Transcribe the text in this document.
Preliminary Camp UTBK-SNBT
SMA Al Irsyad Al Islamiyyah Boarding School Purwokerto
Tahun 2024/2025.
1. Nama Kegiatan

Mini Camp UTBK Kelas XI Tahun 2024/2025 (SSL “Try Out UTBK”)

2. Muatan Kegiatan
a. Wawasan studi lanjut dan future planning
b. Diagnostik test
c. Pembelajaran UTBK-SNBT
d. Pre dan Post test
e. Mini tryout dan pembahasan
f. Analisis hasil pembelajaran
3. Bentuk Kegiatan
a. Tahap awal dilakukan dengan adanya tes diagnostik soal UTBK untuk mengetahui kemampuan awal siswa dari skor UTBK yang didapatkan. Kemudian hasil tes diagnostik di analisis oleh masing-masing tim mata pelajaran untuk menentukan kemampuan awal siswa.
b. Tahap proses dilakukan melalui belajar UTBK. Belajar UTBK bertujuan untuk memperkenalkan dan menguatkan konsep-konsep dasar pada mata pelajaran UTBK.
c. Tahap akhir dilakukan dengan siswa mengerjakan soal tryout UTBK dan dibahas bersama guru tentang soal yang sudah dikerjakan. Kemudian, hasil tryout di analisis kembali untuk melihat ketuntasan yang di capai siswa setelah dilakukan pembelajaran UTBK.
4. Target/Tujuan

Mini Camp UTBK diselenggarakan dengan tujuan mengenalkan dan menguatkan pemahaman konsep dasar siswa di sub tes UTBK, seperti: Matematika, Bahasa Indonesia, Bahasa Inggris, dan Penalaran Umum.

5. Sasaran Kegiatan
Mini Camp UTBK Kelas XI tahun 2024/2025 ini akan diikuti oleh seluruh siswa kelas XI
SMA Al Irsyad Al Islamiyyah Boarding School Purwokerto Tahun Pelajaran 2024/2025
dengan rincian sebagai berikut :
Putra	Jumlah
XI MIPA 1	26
****************
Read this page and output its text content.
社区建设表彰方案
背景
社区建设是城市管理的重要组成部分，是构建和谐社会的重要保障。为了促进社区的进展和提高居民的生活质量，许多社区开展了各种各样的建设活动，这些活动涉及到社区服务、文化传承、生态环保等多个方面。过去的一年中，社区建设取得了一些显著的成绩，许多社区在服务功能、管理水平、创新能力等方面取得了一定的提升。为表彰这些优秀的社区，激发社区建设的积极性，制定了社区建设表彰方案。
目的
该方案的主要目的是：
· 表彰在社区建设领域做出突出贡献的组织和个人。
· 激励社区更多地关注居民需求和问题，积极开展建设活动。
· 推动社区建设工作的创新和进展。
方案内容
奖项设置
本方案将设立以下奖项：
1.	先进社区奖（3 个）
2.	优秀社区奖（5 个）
****************
**YOUR INSTRUCTIONS:**
Of all the lines above, how many contain the word "dasar"? Answer with only the number.

**OUTPUT:**
2